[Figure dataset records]

--- --- ---

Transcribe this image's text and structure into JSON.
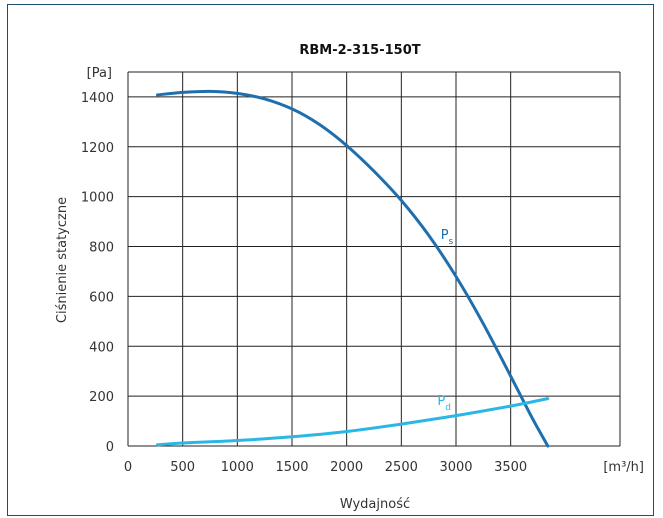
{
  "chart_data": {
    "type": "line",
    "title": "RBM-2-315-150T",
    "xlabel": "Wydajność",
    "ylabel": "Ciśnienie statyczne",
    "x_unit": "[m³/h]",
    "y_unit": "[Pa]",
    "xlim": [
      0,
      4500
    ],
    "ylim": [
      0,
      1500
    ],
    "x_ticks": [
      0,
      500,
      1000,
      1500,
      2000,
      2500,
      3000,
      3500
    ],
    "y_ticks": [
      0,
      200,
      400,
      600,
      800,
      1000,
      1200,
      1400
    ],
    "grid": true,
    "series": [
      {
        "name": "Ps",
        "label_main": "P",
        "label_sub": "s",
        "color": "#1f6fae",
        "label_at": [
          2860,
          830
        ],
        "points": [
          [
            270,
            1408
          ],
          [
            500,
            1418
          ],
          [
            750,
            1422
          ],
          [
            1000,
            1414
          ],
          [
            1250,
            1392
          ],
          [
            1500,
            1352
          ],
          [
            1750,
            1290
          ],
          [
            2000,
            1205
          ],
          [
            2250,
            1102
          ],
          [
            2500,
            985
          ],
          [
            2750,
            845
          ],
          [
            3000,
            680
          ],
          [
            3250,
            490
          ],
          [
            3500,
            280
          ],
          [
            3700,
            110
          ],
          [
            3840,
            0
          ]
        ]
      },
      {
        "name": "Pd",
        "label_main": "P",
        "label_sub": "d",
        "color": "#2ab7e6",
        "label_at": [
          2830,
          165
        ],
        "points": [
          [
            270,
            5
          ],
          [
            500,
            12
          ],
          [
            1000,
            22
          ],
          [
            1500,
            37
          ],
          [
            2000,
            58
          ],
          [
            2500,
            88
          ],
          [
            3000,
            122
          ],
          [
            3500,
            160
          ],
          [
            3840,
            190
          ]
        ]
      }
    ]
  }
}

--- --- ---

■ **WORK TO BE COMPLETED**:
From the material above, copy everything exactly but the pictures.

■ **SOLUTION TO THE PROBLEM**:
Transcribe this image's text and structure into JSON.
{
  "chart_data": {
    "type": "line",
    "title": "RBM-2-315-150T",
    "xlabel": "Wydajność",
    "ylabel": "Ciśnienie statyczne",
    "x_unit": "[m³/h]",
    "y_unit": "[Pa]",
    "xlim": [
      0,
      4500
    ],
    "ylim": [
      0,
      1500
    ],
    "x_ticks": [
      0,
      500,
      1000,
      1500,
      2000,
      2500,
      3000,
      3500
    ],
    "y_ticks": [
      0,
      200,
      400,
      600,
      800,
      1000,
      1200,
      1400
    ],
    "grid": true,
    "series": [
      {
        "name": "Ps",
        "label_main": "P",
        "label_sub": "s",
        "color": "#1f6fae",
        "label_at": [
          2860,
          830
        ],
        "points": [
          [
            270,
            1408
          ],
          [
            500,
            1418
          ],
          [
            750,
            1422
          ],
          [
            1000,
            1414
          ],
          [
            1250,
            1392
          ],
          [
            1500,
            1352
          ],
          [
            1750,
            1290
          ],
          [
            2000,
            1205
          ],
          [
            2250,
            1102
          ],
          [
            2500,
            985
          ],
          [
            2750,
            845
          ],
          [
            3000,
            680
          ],
          [
            3250,
            490
          ],
          [
            3500,
            280
          ],
          [
            3700,
            110
          ],
          [
            3840,
            0
          ]
        ]
      },
      {
        "name": "Pd",
        "label_main": "P",
        "label_sub": "d",
        "color": "#2ab7e6",
        "label_at": [
          2830,
          165
        ],
        "points": [
          [
            270,
            5
          ],
          [
            500,
            12
          ],
          [
            1000,
            22
          ],
          [
            1500,
            37
          ],
          [
            2000,
            58
          ],
          [
            2500,
            88
          ],
          [
            3000,
            122
          ],
          [
            3500,
            160
          ],
          [
            3840,
            190
          ]
        ]
      }
    ]
  }
}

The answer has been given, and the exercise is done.